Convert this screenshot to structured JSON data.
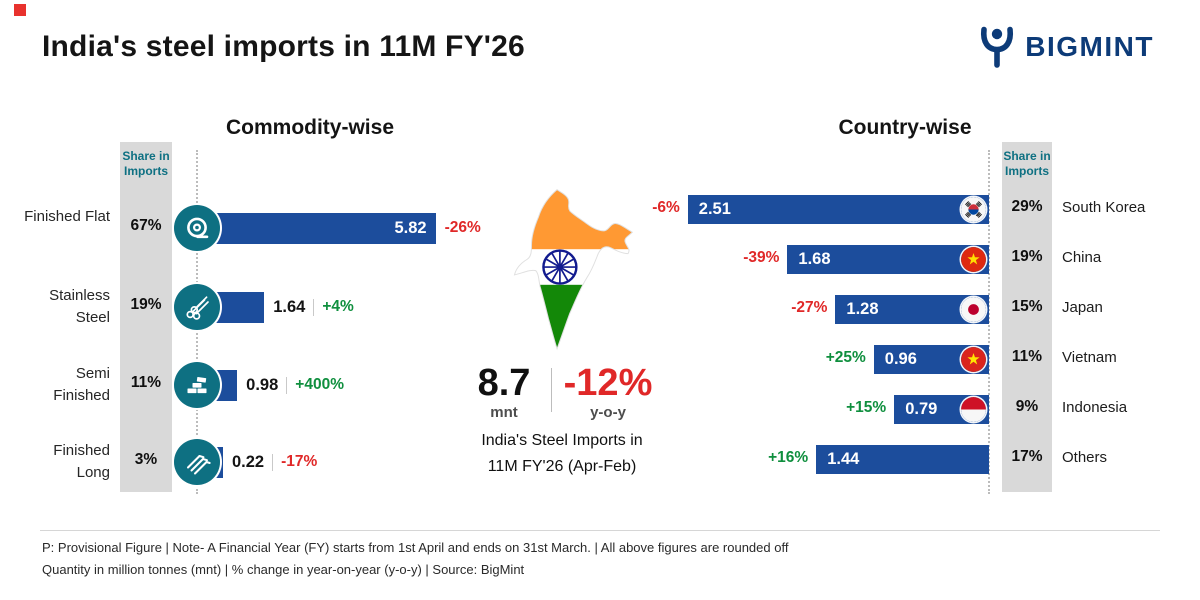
{
  "meta": {
    "title": "India's steel imports in 11M FY'26",
    "brand": "BIGMINT"
  },
  "colors": {
    "bar_blue": "#1c4d9c",
    "negative_red": "#e02828",
    "positive_green": "#0f8f3e",
    "teal": "#0e7082",
    "share_col_gray": "#d9d9d9",
    "brand_navy": "#0d3b78",
    "saffron": "#ff9933",
    "india_green": "#138808",
    "chakra_navy": "#121b8f"
  },
  "chart_data": [
    {
      "type": "bar",
      "orientation": "horizontal",
      "title": "Commodity-wise",
      "share_header": "Share in Imports",
      "unit": "mnt",
      "categories": [
        "Finished Flat",
        "Stainless Steel",
        "Semi Finished",
        "Finished Long"
      ],
      "values": [
        5.82,
        1.64,
        0.98,
        0.22
      ],
      "value_labels": [
        "5.82",
        "1.64",
        "0.98",
        "0.22"
      ],
      "shares": [
        "67%",
        "19%",
        "11%",
        "3%"
      ],
      "yoy_changes": [
        "-26%",
        "+4%",
        "+400%",
        "-17%"
      ],
      "icons": [
        "coil-icon",
        "pipes-icon",
        "billets-icon",
        "angles-icon"
      ],
      "xlim": [
        0,
        6
      ]
    },
    {
      "type": "bar",
      "orientation": "horizontal-right-aligned",
      "title": "Country-wise",
      "share_header": "Share in Imports",
      "unit": "mnt",
      "categories": [
        "South Korea",
        "China",
        "Japan",
        "Vietnam",
        "Indonesia",
        "Others"
      ],
      "values": [
        2.51,
        1.68,
        1.28,
        0.96,
        0.79,
        1.44
      ],
      "value_labels": [
        "2.51",
        "1.68",
        "1.28",
        "0.96",
        "0.79",
        "1.44"
      ],
      "shares": [
        "29%",
        "19%",
        "15%",
        "11%",
        "9%",
        "17%"
      ],
      "yoy_changes": [
        "-6%",
        "-39%",
        "-27%",
        "+25%",
        "+15%",
        "+16%"
      ],
      "flags": [
        "south-korea",
        "china",
        "japan",
        "vietnam",
        "indonesia",
        null
      ],
      "xlim": [
        0,
        2.6
      ]
    }
  ],
  "summary": {
    "total_value": "8.7",
    "total_unit": "mnt",
    "yoy_value": "-12%",
    "yoy_label": "y-o-y",
    "caption_line1": "India's Steel Imports in",
    "caption_line2": "11M FY'26 (Apr-Feb)"
  },
  "footer": {
    "line1": "P: Provisional Figure  |  Note- A Financial Year (FY) starts from 1st April and ends on 31st March.  |  All above figures are rounded off",
    "line2": "Quantity in million tonnes (mnt)  |  % change in year-on-year (y-o-y)  |  Source: BigMint"
  }
}
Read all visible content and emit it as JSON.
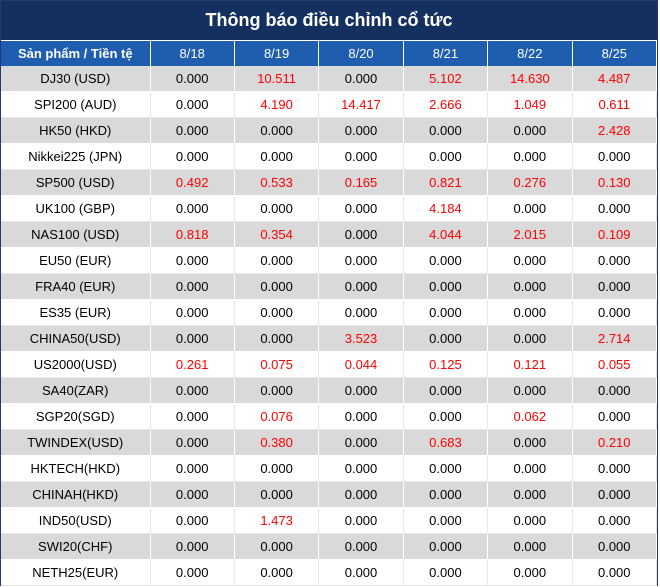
{
  "title": "Thông báo điều chỉnh cổ tức",
  "colors": {
    "header_bg": "#13305f",
    "col_header_bg": "#1f5dae",
    "stripe": "#d9d9d9",
    "highlight": "#ff0000"
  },
  "columns": [
    "Sản phẩm / Tiền tệ",
    "8/18",
    "8/19",
    "8/20",
    "8/21",
    "8/22",
    "8/25"
  ],
  "rows": [
    {
      "product": "DJ30 (USD)",
      "values": [
        "0.000",
        "10.511",
        "0.000",
        "5.102",
        "14.630",
        "4.487"
      ]
    },
    {
      "product": "SPI200 (AUD)",
      "values": [
        "0.000",
        "4.190",
        "14.417",
        "2.666",
        "1.049",
        "0.611"
      ]
    },
    {
      "product": "HK50 (HKD)",
      "values": [
        "0.000",
        "0.000",
        "0.000",
        "0.000",
        "0.000",
        "2.428"
      ]
    },
    {
      "product": "Nikkei225 (JPN)",
      "values": [
        "0.000",
        "0.000",
        "0.000",
        "0.000",
        "0.000",
        "0.000"
      ]
    },
    {
      "product": "SP500 (USD)",
      "values": [
        "0.492",
        "0.533",
        "0.165",
        "0.821",
        "0.276",
        "0.130"
      ]
    },
    {
      "product": "UK100 (GBP)",
      "values": [
        "0.000",
        "0.000",
        "0.000",
        "4.184",
        "0.000",
        "0.000"
      ]
    },
    {
      "product": "NAS100 (USD)",
      "values": [
        "0.818",
        "0.354",
        "0.000",
        "4.044",
        "2.015",
        "0.109"
      ]
    },
    {
      "product": "EU50 (EUR)",
      "values": [
        "0.000",
        "0.000",
        "0.000",
        "0.000",
        "0.000",
        "0.000"
      ]
    },
    {
      "product": "FRA40 (EUR)",
      "values": [
        "0.000",
        "0.000",
        "0.000",
        "0.000",
        "0.000",
        "0.000"
      ]
    },
    {
      "product": "ES35 (EUR)",
      "values": [
        "0.000",
        "0.000",
        "0.000",
        "0.000",
        "0.000",
        "0.000"
      ]
    },
    {
      "product": "CHINA50(USD)",
      "values": [
        "0.000",
        "0.000",
        "3.523",
        "0.000",
        "0.000",
        "2.714"
      ]
    },
    {
      "product": "US2000(USD)",
      "values": [
        "0.261",
        "0.075",
        "0.044",
        "0.125",
        "0.121",
        "0.055"
      ]
    },
    {
      "product": "SA40(ZAR)",
      "values": [
        "0.000",
        "0.000",
        "0.000",
        "0.000",
        "0.000",
        "0.000"
      ]
    },
    {
      "product": "SGP20(SGD)",
      "values": [
        "0.000",
        "0.076",
        "0.000",
        "0.000",
        "0.062",
        "0.000"
      ]
    },
    {
      "product": "TWINDEX(USD)",
      "values": [
        "0.000",
        "0.380",
        "0.000",
        "0.683",
        "0.000",
        "0.210"
      ]
    },
    {
      "product": "HKTECH(HKD)",
      "values": [
        "0.000",
        "0.000",
        "0.000",
        "0.000",
        "0.000",
        "0.000"
      ]
    },
    {
      "product": "CHINAH(HKD)",
      "values": [
        "0.000",
        "0.000",
        "0.000",
        "0.000",
        "0.000",
        "0.000"
      ]
    },
    {
      "product": "IND50(USD)",
      "values": [
        "0.000",
        "1.473",
        "0.000",
        "0.000",
        "0.000",
        "0.000"
      ]
    },
    {
      "product": "SWI20(CHF)",
      "values": [
        "0.000",
        "0.000",
        "0.000",
        "0.000",
        "0.000",
        "0.000"
      ]
    },
    {
      "product": "NETH25(EUR)",
      "values": [
        "0.000",
        "0.000",
        "0.000",
        "0.000",
        "0.000",
        "0.000"
      ]
    }
  ]
}
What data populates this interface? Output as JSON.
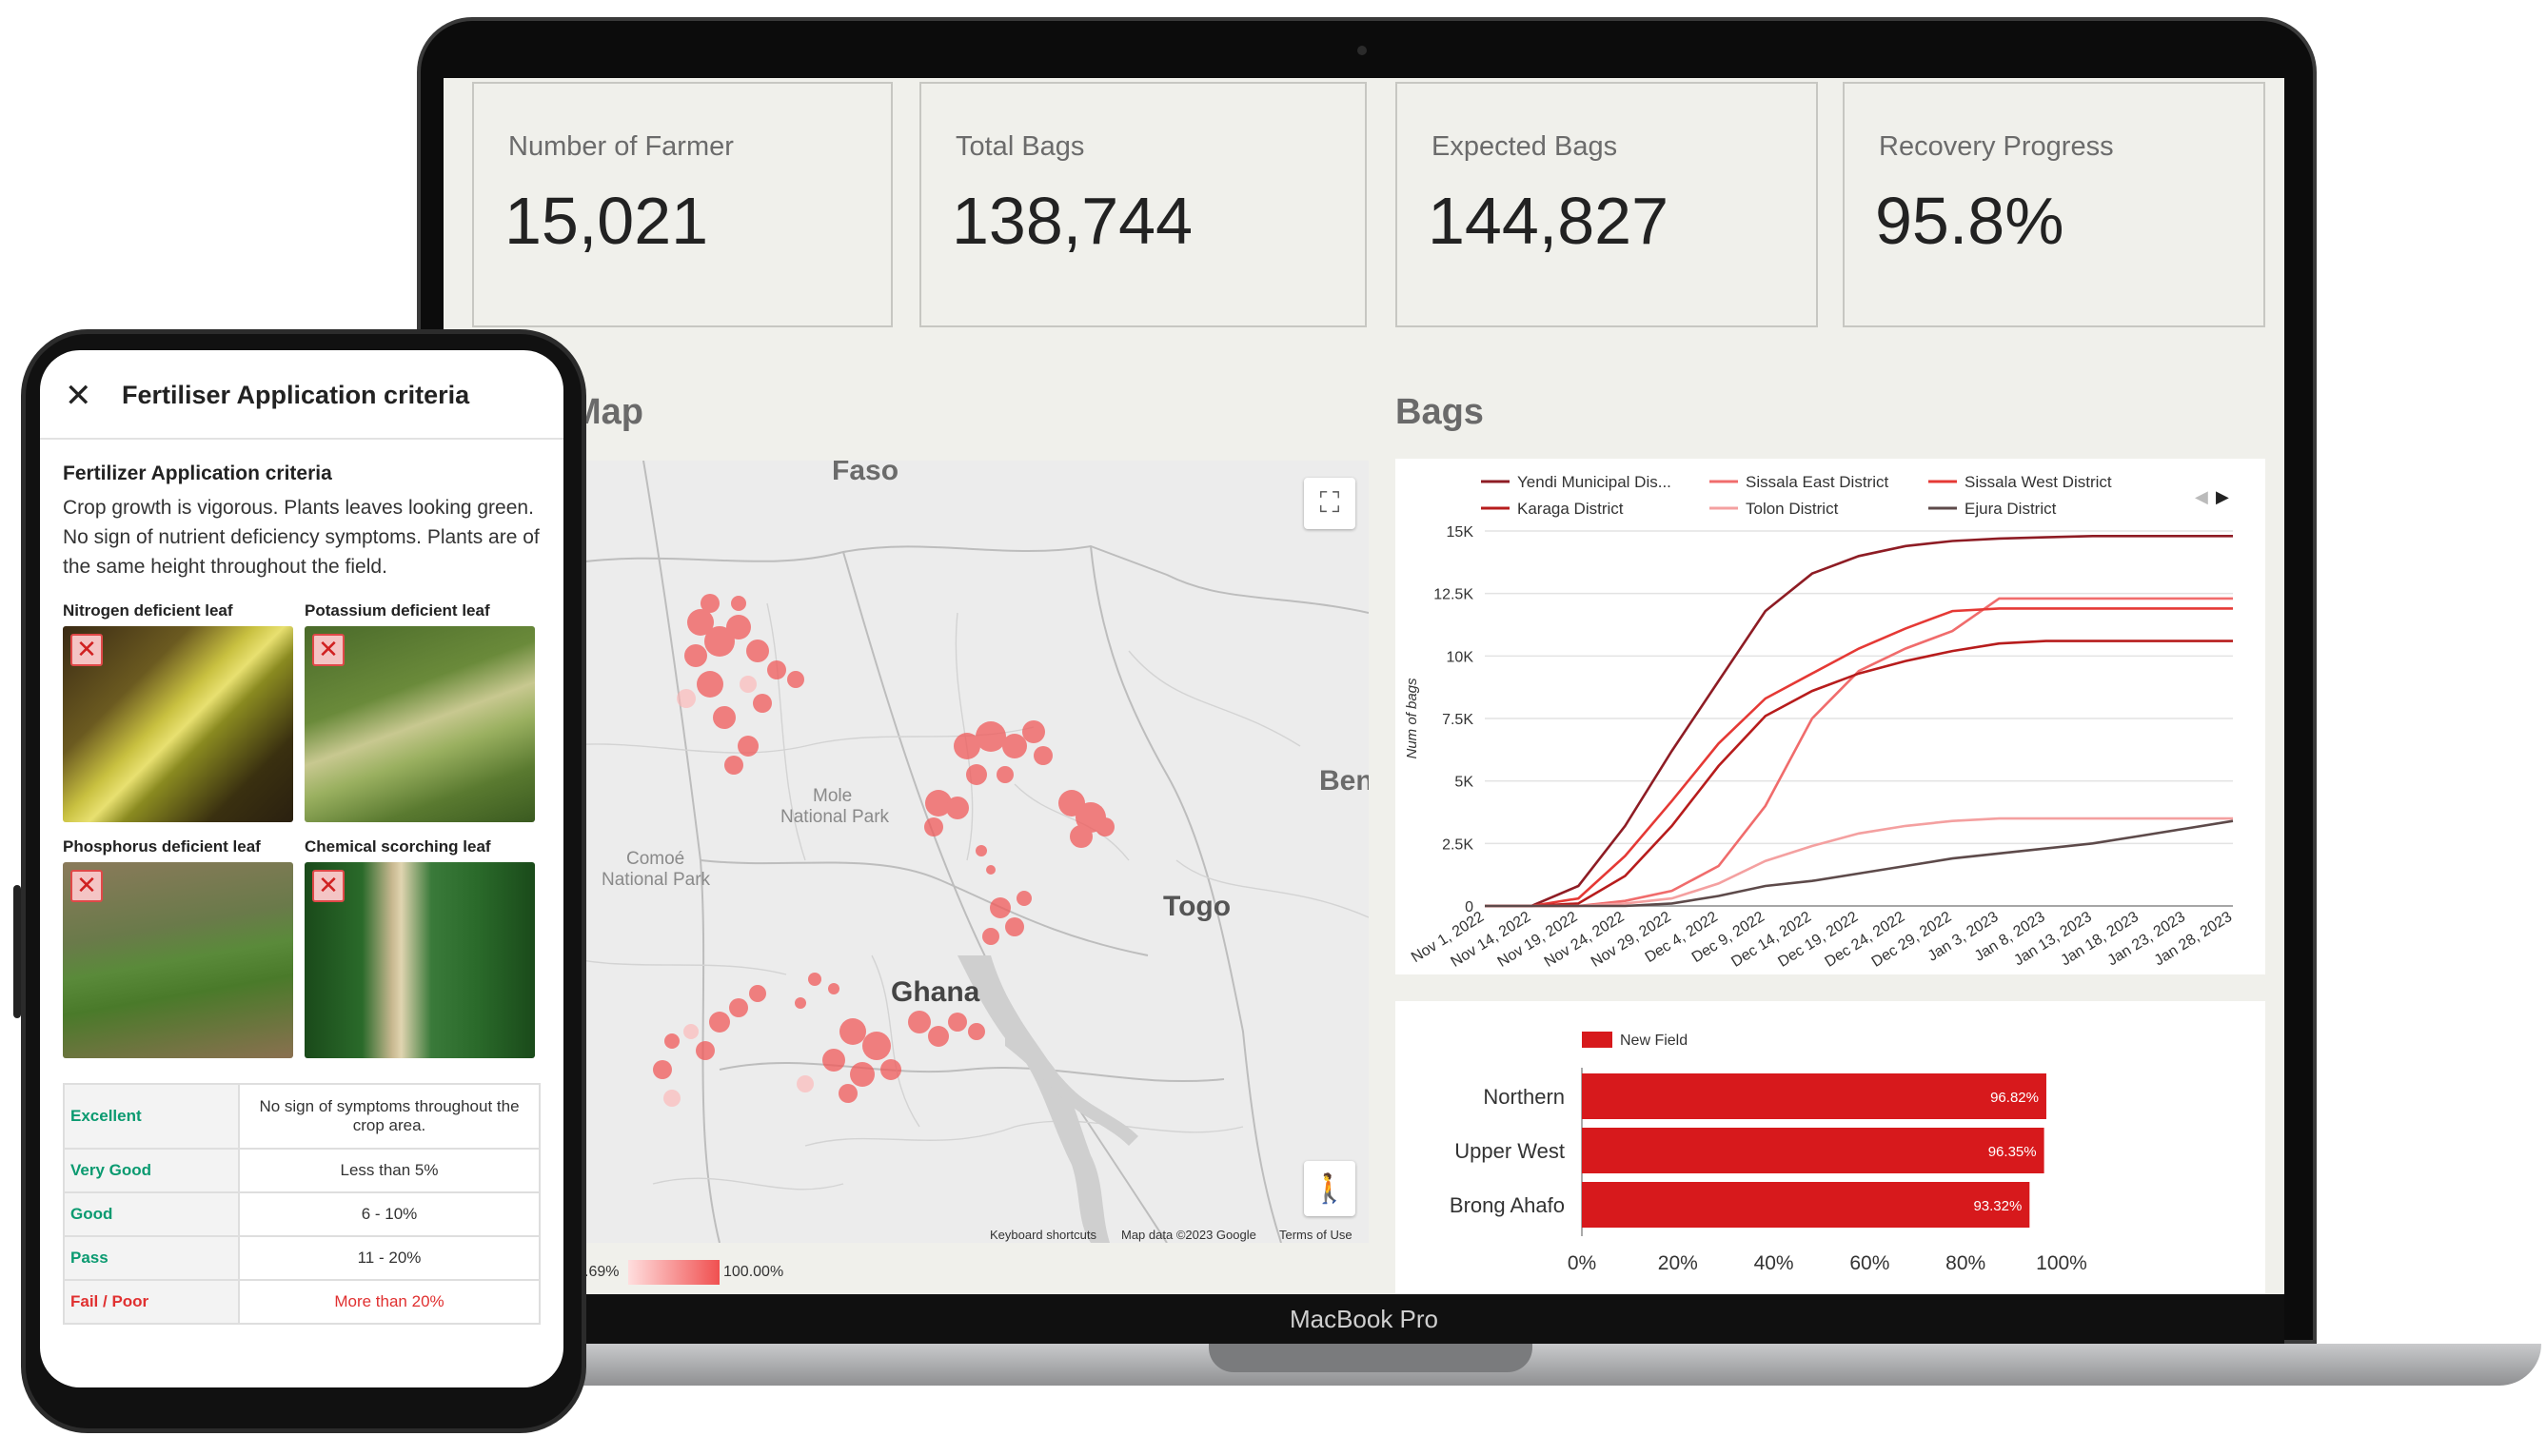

•••••

▶ Goal: Copy every line of the data word for word, omitting the images.

▶ Expected output:
Convert this screenshot to structured JSON data.
{
  "meta": {
    "title": "India's steel imports in 11M FY'26",
    "brand": "BIGMINT"
  },
  "colors": {
    "bar_blue": "#1c4d9c",
    "negative_red": "#e02828",
    "positive_green": "#0f8f3e",
    "teal": "#0e7082",
    "share_col_gray": "#d9d9d9",
    "brand_navy": "#0d3b78",
    "saffron": "#ff9933",
    "india_green": "#138808",
    "chakra_navy": "#121b8f"
  },
  "chart_data": [
    {
      "type": "bar",
      "orientation": "horizontal",
      "title": "Commodity-wise",
      "share_header": "Share in Imports",
      "unit": "mnt",
      "categories": [
        "Finished Flat",
        "Stainless Steel",
        "Semi Finished",
        "Finished Long"
      ],
      "values": [
        5.82,
        1.64,
        0.98,
        0.22
      ],
      "value_labels": [
        "5.82",
        "1.64",
        "0.98",
        "0.22"
      ],
      "shares": [
        "67%",
        "19%",
        "11%",
        "3%"
      ],
      "yoy_changes": [
        "-26%",
        "+4%",
        "+400%",
        "-17%"
      ],
      "icons": [
        "coil-icon",
        "pipes-icon",
        "billets-icon",
        "angles-icon"
      ],
      "xlim": [
        0,
        6
      ]
    },
    {
      "type": "bar",
      "orientation": "horizontal-right-aligned",
      "title": "Country-wise",
      "share_header": "Share in Imports",
      "unit": "mnt",
      "categories": [
        "South Korea",
        "China",
        "Japan",
        "Vietnam",
        "Indonesia",
        "Others"
      ],
      "values": [
        2.51,
        1.68,
        1.28,
        0.96,
        0.79,
        1.44
      ],
      "value_labels": [
        "2.51",
        "1.68",
        "1.28",
        "0.96",
        "0.79",
        "1.44"
      ],
      "shares": [
        "29%",
        "19%",
        "15%",
        "11%",
        "9%",
        "17%"
      ],
      "yoy_changes": [
        "-6%",
        "-39%",
        "-27%",
        "+25%",
        "+15%",
        "+16%"
      ],
      "flags": [
        "south-korea",
        "china",
        "japan",
        "vietnam",
        "indonesia",
        null
      ],
      "xlim": [
        0,
        2.6
      ]
    }
  ],
  "summary": {
    "total_value": "8.7",
    "total_unit": "mnt",
    "yoy_value": "-12%",
    "yoy_label": "y-o-y",
    "caption_line1": "India's Steel Imports in",
    "caption_line2": "11M FY'26 (Apr-Feb)"
  },
  "footer": {
    "line1": "P: Provisional Figure  |  Note- A Financial Year (FY) starts from 1st April and ends on 31st March.  |  All above figures are rounded off",
    "line2": "Quantity in million tonnes (mnt)  |  % change in year-on-year (y-o-y)  |  Source: BigMint"
  }
}
Read all visible content and emit it as JSON.
{
  "title": "Thông báo điều chỉnh cổ tức",
  "colors": {
    "header_bg": "#13305f",
    "col_header_bg": "#1f5dae",
    "stripe": "#d9d9d9",
    "highlight": "#ff0000"
  },
  "columns": [
    "Sản phẩm / Tiền tệ",
    "8/18",
    "8/19",
    "8/20",
    "8/21",
    "8/22",
    "8/25"
  ],
  "rows": [
    {
      "product": "DJ30 (USD)",
      "values": [
        "0.000",
        "10.511",
        "0.000",
        "5.102",
        "14.630",
        "4.487"
      ]
    },
    {
      "product": "SPI200 (AUD)",
      "values": [
        "0.000",
        "4.190",
        "14.417",
        "2.666",
        "1.049",
        "0.611"
      ]
    },
    {
      "product": "HK50 (HKD)",
      "values": [
        "0.000",
        "0.000",
        "0.000",
        "0.000",
        "0.000",
        "2.428"
      ]
    },
    {
      "product": "Nikkei225 (JPN)",
      "values": [
        "0.000",
        "0.000",
        "0.000",
        "0.000",
        "0.000",
        "0.000"
      ]
    },
    {
      "product": "SP500 (USD)",
      "values": [
        "0.492",
        "0.533",
        "0.165",
        "0.821",
        "0.276",
        "0.130"
      ]
    },
    {
      "product": "UK100 (GBP)",
      "values": [
        "0.000",
        "0.000",
        "0.000",
        "4.184",
        "0.000",
        "0.000"
      ]
    },
    {
      "product": "NAS100 (USD)",
      "values": [
        "0.818",
        "0.354",
        "0.000",
        "4.044",
        "2.015",
        "0.109"
      ]
    },
    {
      "product": "EU50 (EUR)",
      "values": [
        "0.000",
        "0.000",
        "0.000",
        "0.000",
        "0.000",
        "0.000"
      ]
    },
    {
      "product": "FRA40 (EUR)",
      "values": [
        "0.000",
        "0.000",
        "0.000",
        "0.000",
        "0.000",
        "0.000"
      ]
    },
    {
      "product": "ES35 (EUR)",
      "values": [
        "0.000",
        "0.000",
        "0.000",
        "0.000",
        "0.000",
        "0.000"
      ]
    },
    {
      "product": "CHINA50(USD)",
      "values": [
        "0.000",
        "0.000",
        "3.523",
        "0.000",
        "0.000",
        "2.714"
      ]
    },
    {
      "product": "US2000(USD)",
      "values": [
        "0.261",
        "0.075",
        "0.044",
        "0.125",
        "0.121",
        "0.055"
      ]
    },
    {
      "product": "SA40(ZAR)",
      "values": [
        "0.000",
        "0.000",
        "0.000",
        "0.000",
        "0.000",
        "0.000"
      ]
    },
    {
      "product": "SGP20(SGD)",
      "values": [
        "0.000",
        "0.076",
        "0.000",
        "0.000",
        "0.062",
        "0.000"
      ]
    },
    {
      "product": "TWINDEX(USD)",
      "values": [
        "0.000",
        "0.380",
        "0.000",
        "0.683",
        "0.000",
        "0.210"
      ]
    },
    {
      "product": "HKTECH(HKD)",
      "values": [
        "0.000",
        "0.000",
        "0.000",
        "0.000",
        "0.000",
        "0.000"
      ]
    },
    {
      "product": "CHINAH(HKD)",
      "values": [
        "0.000",
        "0.000",
        "0.000",
        "0.000",
        "0.000",
        "0.000"
      ]
    },
    {
      "product": "IND50(USD)",
      "values": [
        "0.000",
        "1.473",
        "0.000",
        "0.000",
        "0.000",
        "0.000"
      ]
    },
    {
      "product": "SWI20(CHF)",
      "values": [
        "0.000",
        "0.000",
        "0.000",
        "0.000",
        "0.000",
        "0.000"
      ]
    },
    {
      "product": "NETH25(EUR)",
      "values": [
        "0.000",
        "0.000",
        "0.000",
        "0.000",
        "0.000",
        "0.000"
      ]
    }
  ]
}
What data populates this interface? Output as JSON.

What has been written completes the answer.